Given problem A:
In the entries, take the part that opens with the line containing "table-row: 6.2.9 Pasientreiser" and closes with the line containing "status-indicator-icon bbox=[634, 347, 645, 358]", and rename "table-row" to "grid-row" throughout it, leaving everything else unchanged.

● ● ● ● ● ● ●

Exhibit e.
DISTRIBUTION AGREEMENT BETWEEN
CIGNA FUNDS GROUP
AND
PRUDENTIAL RETIREMENT BROKERAGE SERVICES, INC.
AGREEMENT made as of the 1st day of April, 2004 by and between CIGNA Funds
Group, a Massachusetts business trust having its principal place of business at
0 Xxxxxx Xxxxxxxxx Xxxx, Xxxxx 000, Xxxxxx, Xxxxxxxxxxxxx (the "Trust"), and
Prudential Retirement Brokerage Services, Inc., a Delaware corporation (the
"Distributor") having its principal place of business at 000 Xxxxxxxx Xxxxxx,
One Commercial Plaza, Hartford, Connecticut.
WHEREAS, the Trust is engaged in business as an open-end management company
and is registered as such under the Investment Company Act of 1940, as amended
(the "1940 Act"); and
WHEREAS, the Trustees of the Trust under the Master Trust Agreement of the
Trust are authorized to issue an unlimited number of shares of beneficial
interest of the Trust, and to create an unlimited number of series of shares of
the Trust ("Series") with each such Series having its own investment objectives,
assets and liabilities; and
WHEREAS, the Trust operates as a "series company" within the meaning of
Rule 18f-2 of the Act and has nine active series; and
WHEREAS, the Trust seeks the assistance of the Distributor in the sale and
distribution of shares of its Series as are currently and hereafter designated
by the Trust; and
WHEREAS, the Distributor is a broker-dealer properly licensed to act as a
distributor of securities and is willing to act as such in the sale and
distribution of shares of the Series as are now or hereafter designated by the
Trust;
NOW, THEREFORE, the Trust and the Distributor in consideration of the
premises and mutual covenants contained herein hereby agree as follows:
1. The Distributor agrees to arrange to sell, from time to time during
the term of this Agreement, shares of each of the Series of the Trust at the net
asset value of such shares calculated as described in the then-current
prospectus for the applicable Series. The Trust may at any time withdraw
offerings of shares of any Series by notice to the Distributor.
2. In connection with sales of shares of a Series pursuant to paragraph 1
above, the Trust will deliver shares in such names and such manner as is
specified in the Trust's prospectus (the "Prospectus") and in the purchase
application relating to such shares.
3. The Distributor hereby agrees to use its best efforts to find
purchasers who shall purchase shares of each Series as to which it acts as
Distributor. The Distributor does not undertake hereby to sell any specific
number of shares of any Series.
4. (a) The Trust, directly or through its investment adviser, shall, as
to each Series as to which the Distributor acts as distributor: (1) provide all
necessary services relating to the preparation and printing of registration
statements, applications for qualification, Prospectuses except as provided
below and other materials necessary in connection with registration of the
Trust, each such Series and the shares of the Trust under federal and state
securities laws, (2) bear the cost of all registration fees, and (3) pay all
fees of State Street Bank and Trust Company under the Custodian Agreement and
the Transfer Agency Agreement for services it renders to or on behalf of the
Trust.

● ● ● ● ● ● ●

Given problem B:
Answer these questions from the distribution agreement:
(i) Under the laws of which state is the Distributor a corporation?
(ii) How many active series does the Trust have?
(iii) Whose fees under the Custodian Agreement and the Transfer Agency Agreement must the Trust pay?

● ● ● ● ● ● ●

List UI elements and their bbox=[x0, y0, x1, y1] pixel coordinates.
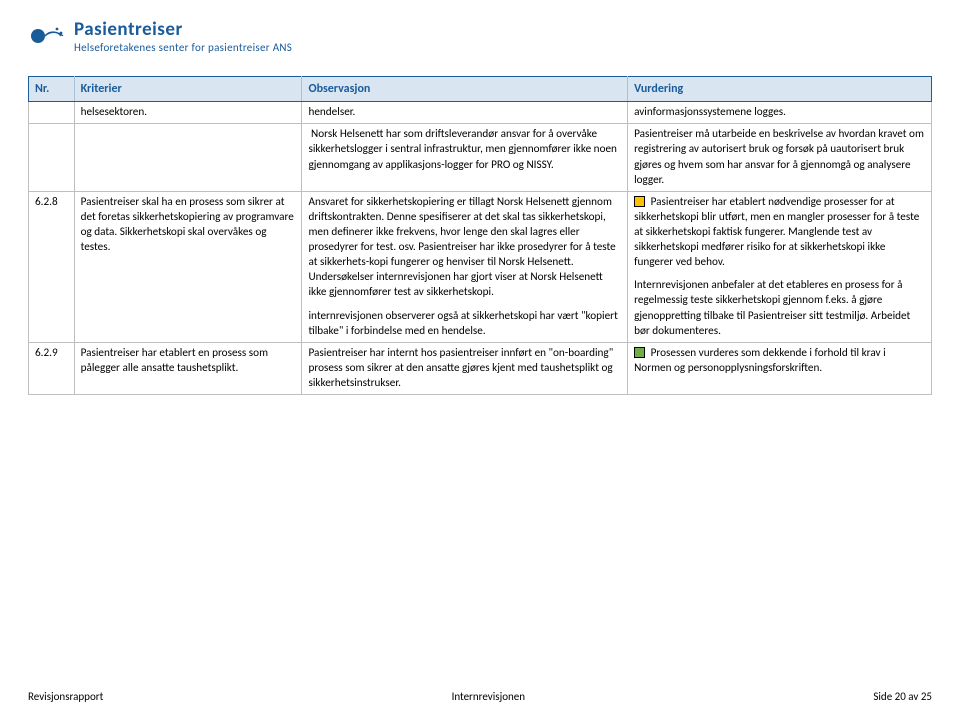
table-row: 6.2.9 Pasientreiser har etablert en pros… bbox=[29, 342, 932, 394]
table-row: Norsk Helsenett har som driftsleverandør… bbox=[29, 124, 932, 191]
vur-p1: Pasientreiser har etablert nødvendige pr… bbox=[634, 195, 925, 271]
status-indicator-icon bbox=[634, 347, 645, 358]
col-header-vurdering: Vurdering bbox=[628, 77, 932, 102]
col-header-kriterier: Kriterier bbox=[74, 77, 302, 102]
cell-observasjon: Norsk Helsenett har som driftsleverandør… bbox=[302, 124, 628, 191]
brand-subtitle: Helseforetakenes senter for pasientreise… bbox=[74, 41, 292, 54]
cell-vurdering: Prosessen vurderes som dekkende i forhol… bbox=[628, 342, 932, 394]
vur-lead: Pasientreiser har etablert nødvendige pr… bbox=[634, 195, 919, 269]
brand-text: Pasientreiser Helseforetakenes senter fo… bbox=[74, 18, 292, 54]
vur-lead: Prosessen vurderes som dekkende i forhol… bbox=[634, 346, 886, 375]
cell-kriterier: Pasientreiser skal ha en prosess som sik… bbox=[74, 191, 302, 342]
table-header-row: Nr. Kriterier Observasjon Vurdering bbox=[29, 77, 932, 102]
vur-p2: Internrevisjonen anbefaler at det etable… bbox=[634, 278, 925, 338]
page-footer: Revisjonsrapport Internrevisjonen Side 2… bbox=[28, 690, 932, 703]
cell-kriterier bbox=[74, 124, 302, 191]
cell-nr: 6.2.8 bbox=[29, 191, 75, 342]
brand-title: Pasientreiser bbox=[74, 18, 292, 41]
table-row: helsesektoren. hendelser. avinformasjons… bbox=[29, 102, 932, 124]
col-header-nr: Nr. bbox=[29, 77, 75, 102]
content-area: Nr. Kriterier Observasjon Vurdering hels… bbox=[0, 64, 960, 395]
cell-vurdering: avinformasjonssystemene logges. bbox=[628, 102, 932, 124]
cell-nr bbox=[29, 102, 75, 124]
col-header-observasjon: Observasjon bbox=[302, 77, 628, 102]
brand-logo-icon bbox=[28, 18, 64, 54]
status-indicator-icon bbox=[634, 196, 645, 207]
cell-observasjon: hendelser. bbox=[302, 102, 628, 124]
cell-vurdering: Pasientreiser må utarbeide en beskrivels… bbox=[628, 124, 932, 191]
obs-p1: Ansvaret for sikkerhetskopiering er till… bbox=[308, 195, 621, 301]
footer-center: Internrevisjonen bbox=[452, 690, 525, 703]
page-header: Pasientreiser Helseforetakenes senter fo… bbox=[0, 0, 960, 64]
footer-right: Side 20 av 25 bbox=[873, 690, 932, 703]
obs-p2: internrevisjonen observerer også at sikk… bbox=[308, 309, 621, 339]
table-row: 6.2.8 Pasientreiser skal ha en prosess s… bbox=[29, 191, 932, 342]
footer-left: Revisjonsrapport bbox=[28, 690, 103, 703]
cell-kriterier: Pasientreiser har etablert en prosess so… bbox=[74, 342, 302, 394]
cell-nr: 6.2.9 bbox=[29, 342, 75, 394]
cell-kriterier: helsesektoren. bbox=[74, 102, 302, 124]
cell-observasjon: Pasientreiser har internt hos pasientrei… bbox=[302, 342, 628, 394]
cell-observasjon: Ansvaret for sikkerhetskopiering er till… bbox=[302, 191, 628, 342]
cell-vurdering: Pasientreiser har etablert nødvendige pr… bbox=[628, 191, 932, 342]
cell-nr bbox=[29, 124, 75, 191]
criteria-table: Nr. Kriterier Observasjon Vurdering hels… bbox=[28, 76, 932, 395]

● ● ● ● ● ● ●

Reply A:
grid-row: 6.2.9 Pasientreiser har etablert en pros… bbox=[29, 342, 932, 394]
grid-row: Norsk Helsenett har som driftsleverandør… bbox=[29, 124, 932, 191]
vur-p1: Pasientreiser har etablert nødvendige pr… bbox=[634, 195, 925, 271]
status-indicator-icon bbox=[634, 347, 645, 358]

Reply B:
(i) Delaware
(ii) Nine
(iii) State Street Bank and Trust Company